Te volgen instructies: Vat het tekstfragment samen in twee zinnen.

Tekstfragment:

Bob: Het is ook gewoon een complex proces. Daarbij is het verwachtingspatroon veel te hoog, terwijl sommige dingen gewoon onmogelijk zijn te automatiseren. Bijvoorbeeld: ik zie de meest complexe vragen in vragenbomen voorbijkomen. Je moet gewoon ergens stoppen en zeker met die ongebreidelde vragenbomen.
Welke verschillen zien jullie tussen Rijkswaterstaat, Kadaster, Geonovum als onderaannemers?
Marion: Er is zeker sprake van verschillen tussen die partijen. Maar ze zijn allemaal heel goed bezig en gedreven om iets moois neer te zetten. Het verschil zit in het karakter van de afzonderlijke organisaties. En ook qua beheermaatregelen en beheerbeleid zijn er verschillen.

De gegevens:
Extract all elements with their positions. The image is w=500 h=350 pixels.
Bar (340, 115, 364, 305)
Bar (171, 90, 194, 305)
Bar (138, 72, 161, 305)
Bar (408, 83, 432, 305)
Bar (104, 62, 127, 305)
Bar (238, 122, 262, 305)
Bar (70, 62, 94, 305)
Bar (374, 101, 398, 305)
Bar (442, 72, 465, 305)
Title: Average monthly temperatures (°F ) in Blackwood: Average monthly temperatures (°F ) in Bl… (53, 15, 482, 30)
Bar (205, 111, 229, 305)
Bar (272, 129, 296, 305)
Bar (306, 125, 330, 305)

Uitwerking opdracht: Bob noemt het een complex proces waarbij de verwachtingen veel te hoog zijn en sommige dingen onmogelijk te automatiseren zijn, zodat je bij ongebreidelde vragenbomen ergens moet stoppen. Marion ziet verschillen tussen Rijkswaterstaat, Kadaster en Geonovum in het karakter van de organisaties en in beheermaatregelen en beheerbeleid, maar vindt dat ze allemaal heel goed bezig zijn.